• **What you should do**: Every line below should be copied exactly; drop the pictures.

• **Items listed in a dataset**:
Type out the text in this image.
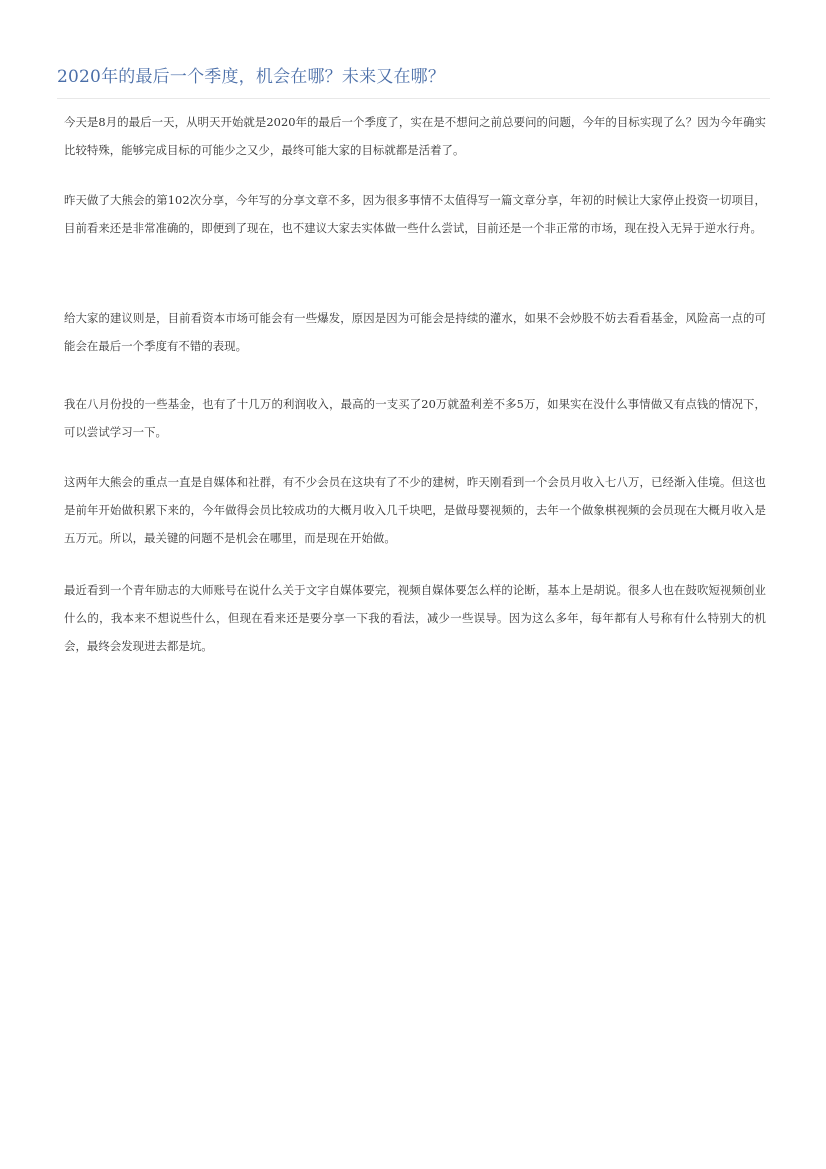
2020年的最后一个季度，机会在哪？未来又在哪？

今天是8月的最后一天，从明天开始就是2020年的最后一个季度了，实在是不想问之前总要问的问题，今年的目标实现了么？因为今年确实比较特殊，能够完成目标的可能少之又少，最终可能大家的目标就都是活着了。

昨天做了大熊会的第102次分享，今年写的分享文章不多，因为很多事情不太值得写一篇文章分享，年初的时候让大家停止投资一切项目，目前看来还是非常准确的，即便到了现在，也不建议大家去实体做一些什么尝试，目前还是一个非正常的市场，现在投入无异于逆水行舟。

给大家的建议则是，目前看资本市场可能会有一些爆发，原因是因为可能会是持续的灌水，如果不会炒股不妨去看看基金，风险高一点的可能会在最后一个季度有不错的表现。

我在八月份投的一些基金，也有了十几万的利润收入，最高的一支买了20万就盈利差不多5万，如果实在没什么事情做又有点钱的情况下，可以尝试学习一下。

这两年大熊会的重点一直是自媒体和社群，有不少会员在这块有了不少的建树，昨天刚看到一个会员月收入七八万，已经渐入佳境。但这也是前年开始做积累下来的，今年做得会员比较成功的大概月收入几千块吧，是做母婴视频的，去年一个做象棋视频的会员现在大概月收入是五万元。所以，最关键的问题不是机会在哪里，而是现在开始做。

最近看到一个青年励志的大师账号在说什么关于文字自媒体要完，视频自媒体要怎么样的论断，基本上是胡说。很多人也在鼓吹短视频创业什么的，我本来不想说些什么，但现在看来还是要分享一下我的看法，减少一些误导。因为这么多年，每年都有人号称有什么特别大的机会，最终会发现进去都是坑。
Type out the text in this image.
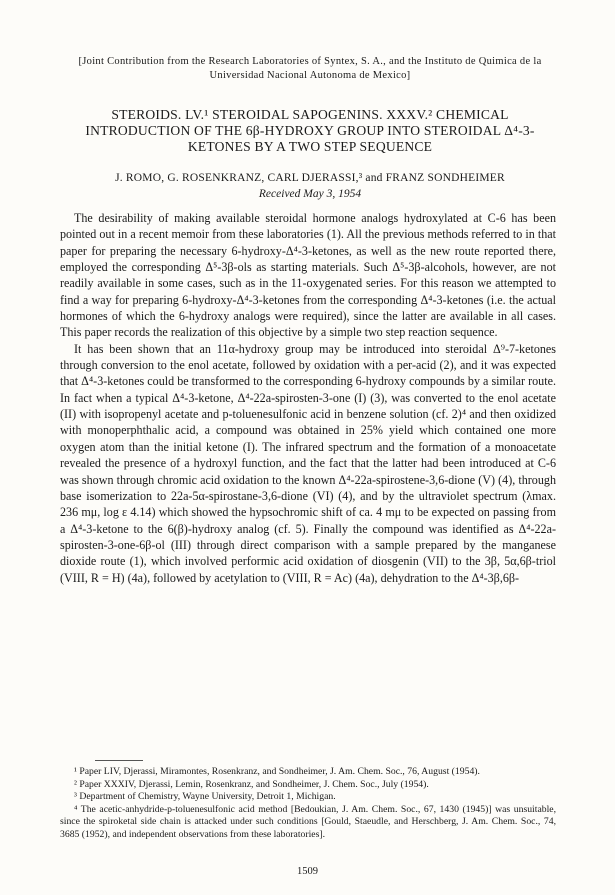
[Joint Contribution from the Research Laboratories of Syntex, S. A., and the Instituto de Quimica de la Universidad Nacional Autonoma de Mexico]
STEROIDS. LV.¹ STEROIDAL SAPOGENINS. XXXV.² CHEMICAL INTRODUCTION OF THE 6β-HYDROXY GROUP INTO STEROIDAL Δ⁴-3-KETONES BY A TWO STEP SEQUENCE
J. ROMO, G. ROSENKRANZ, CARL DJERASSI,³ and FRANZ SONDHEIMER
Received May 3, 1954

The desirability of making available steroidal hormone analogs hydroxylated at C-6 has been pointed out in a recent memoir from these laboratories (1). All the previous methods referred to in that paper for preparing the necessary 6-hydroxy-Δ⁴-3-ketones, as well as the new route reported there, employed the corresponding Δ⁵-3β-ols as starting materials. Such Δ⁵-3β-alcohols, however, are not readily available in some cases, such as in the 11-oxygenated series. For this reason we attempted to find a way for preparing 6-hydroxy-Δ⁴-3-ketones from the corresponding Δ⁴-3-ketones (i.e. the actual hormones of which the 6-hydroxy analogs were required), since the latter are available in all cases. This paper records the realization of this objective by a simple two step reaction sequence.

It has been shown that an 11α-hydroxy group may be introduced into steroidal Δ⁹-7-ketones through conversion to the enol acetate, followed by oxidation with a per-acid (2), and it was expected that Δ⁴-3-ketones could be transformed to the corresponding 6-hydroxy compounds by a similar route. In fact when a typical Δ⁴-3-ketone, Δ⁴-22a-spirosten-3-one (I) (3), was converted to the enol acetate (II) with isopropenyl acetate and p-toluenesulfonic acid in benzene solution (cf. 2)⁴ and then oxidized with monoperphthalic acid, a compound was obtained in 25% yield which contained one more oxygen atom than the initial ketone (I). The infrared spectrum and the formation of a monoacetate revealed the presence of a hydroxyl function, and the fact that the latter had been introduced at C-6 was shown through chromic acid oxidation to the known Δ⁴-22a-spirostene-3,6-dione (V) (4), through base isomerization to 22a-5α-spirostane-3,6-dione (VI) (4), and by the ultraviolet spectrum (λmax. 236 mμ, log ε 4.14) which showed the hypsochromic shift of ca. 4 mμ to be expected on passing from a Δ⁴-3-ketone to the 6(β)-hydroxy analog (cf. 5). Finally the compound was identified as Δ⁴-22a-spirosten-3-one-6β-ol (III) through direct comparison with a sample prepared by the manganese dioxide route (1), which involved performic acid oxidation of diosgenin (VII) to the 3β, 5α,6β-triol (VIII, R = H) (4a), followed by acetylation to (VIII, R = Ac) (4a), dehydration to the Δ⁴-3β,6β-

¹ Paper LIV, Djerassi, Miramontes, Rosenkranz, and Sondheimer, J. Am. Chem. Soc., 76, August (1954).

² Paper XXXIV, Djerassi, Lemin, Rosenkranz, and Sondheimer, J. Chem. Soc., July (1954).

³ Department of Chemistry, Wayne University, Detroit 1, Michigan.

⁴ The acetic-anhydride-p-toluenesulfonic acid method [Bedoukian, J. Am. Chem. Soc., 67, 1430 (1945)] was unsuitable, since the spiroketal side chain is attacked under such conditions [Gould, Staeudle, and Herschberg, J. Am. Chem. Soc., 74, 3685 (1952), and independent observations from these laboratories].

1509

• **Worked solution**:
Type out the text in this image.
2020年的最后一个季度，机会在哪？未来又在哪？

今天是8月的最后一天，从明天开始就是2020年的最后一个季度了，实在是不想问之前总要问的问题，今年的目标实现了么？因为今年确实比较特殊，能够完成目标的可能少之又少，最终可能大家的目标就都是活着了。

昨天做了大熊会的第102次分享，今年写的分享文章不多，因为很多事情不太值得写一篇文章分享，年初的时候让大家停止投资一切项目，目前看来还是非常准确的，即便到了现在，也不建议大家去实体做一些什么尝试，目前还是一个非正常的市场，现在投入无异于逆水行舟。

给大家的建议则是，目前看资本市场可能会有一些爆发，原因是因为可能会是持续的灌水，如果不会炒股不妨去看看基金，风险高一点的可能会在最后一个季度有不错的表现。

我在八月份投的一些基金，也有了十几万的利润收入，最高的一支买了20万就盈利差不多5万，如果实在没什么事情做又有点钱的情况下，可以尝试学习一下。

这两年大熊会的重点一直是自媒体和社群，有不少会员在这块有了不少的建树，昨天刚看到一个会员月收入七八万，已经渐入佳境。但这也是前年开始做积累下来的，今年做得会员比较成功的大概月收入几千块吧，是做母婴视频的，去年一个做象棋视频的会员现在大概月收入是五万元。所以，最关键的问题不是机会在哪里，而是现在开始做。

最近看到一个青年励志的大师账号在说什么关于文字自媒体要完，视频自媒体要怎么样的论断，基本上是胡说。很多人也在鼓吹短视频创业什么的，我本来不想说些什么，但现在看来还是要分享一下我的看法，减少一些误导。因为这么多年，每年都有人号称有什么特别大的机会，最终会发现进去都是坑。
Type out the text in this image.
[Joint Contribution from the Research Laboratories of Syntex, S. A., and the Instituto de Quimica de la Universidad Nacional Autonoma de Mexico]
STEROIDS. LV.¹ STEROIDAL SAPOGENINS. XXXV.² CHEMICAL INTRODUCTION OF THE 6β-HYDROXY GROUP INTO STEROIDAL Δ⁴-3-KETONES BY A TWO STEP SEQUENCE
J. ROMO, G. ROSENKRANZ, CARL DJERASSI,³ and FRANZ SONDHEIMER
Received May 3, 1954

The desirability of making available steroidal hormone analogs hydroxylated at C-6 has been pointed out in a recent memoir from these laboratories (1). All the previous methods referred to in that paper for preparing the necessary 6-hydroxy-Δ⁴-3-ketones, as well as the new route reported there, employed the corresponding Δ⁵-3β-ols as starting materials. Such Δ⁵-3β-alcohols, however, are not readily available in some cases, such as in the 11-oxygenated series. For this reason we attempted to find a way for preparing 6-hydroxy-Δ⁴-3-ketones from the corresponding Δ⁴-3-ketones (i.e. the actual hormones of which the 6-hydroxy analogs were required), since the latter are available in all cases. This paper records the realization of this objective by a simple two step reaction sequence.

It has been shown that an 11α-hydroxy group may be introduced into steroidal Δ⁹-7-ketones through conversion to the enol acetate, followed by oxidation with a per-acid (2), and it was expected that Δ⁴-3-ketones could be transformed to the corresponding 6-hydroxy compounds by a similar route. In fact when a typical Δ⁴-3-ketone, Δ⁴-22a-spirosten-3-one (I) (3), was converted to the enol acetate (II) with isopropenyl acetate and p-toluenesulfonic acid in benzene solution (cf. 2)⁴ and then oxidized with monoperphthalic acid, a compound was obtained in 25% yield which contained one more oxygen atom than the initial ketone (I). The infrared spectrum and the formation of a monoacetate revealed the presence of a hydroxyl function, and the fact that the latter had been introduced at C-6 was shown through chromic acid oxidation to the known Δ⁴-22a-spirostene-3,6-dione (V) (4), through base isomerization to 22a-5α-spirostane-3,6-dione (VI) (4), and by the ultraviolet spectrum (λmax. 236 mμ, log ε 4.14) which showed the hypsochromic shift of ca. 4 mμ to be expected on passing from a Δ⁴-3-ketone to the 6(β)-hydroxy analog (cf. 5). Finally the compound was identified as Δ⁴-22a-spirosten-3-one-6β-ol (III) through direct comparison with a sample prepared by the manganese dioxide route (1), which involved performic acid oxidation of diosgenin (VII) to the 3β, 5α,6β-triol (VIII, R = H) (4a), followed by acetylation to (VIII, R = Ac) (4a), dehydration to the Δ⁴-3β,6β-

¹ Paper LIV, Djerassi, Miramontes, Rosenkranz, and Sondheimer, J. Am. Chem. Soc., 76, August (1954).

² Paper XXXIV, Djerassi, Lemin, Rosenkranz, and Sondheimer, J. Chem. Soc., July (1954).

³ Department of Chemistry, Wayne University, Detroit 1, Michigan.

⁴ The acetic-anhydride-p-toluenesulfonic acid method [Bedoukian, J. Am. Chem. Soc., 67, 1430 (1945)] was unsuitable, since the spiroketal side chain is attacked under such conditions [Gould, Staeudle, and Herschberg, J. Am. Chem. Soc., 74, 3685 (1952), and independent observations from these laboratories].

1509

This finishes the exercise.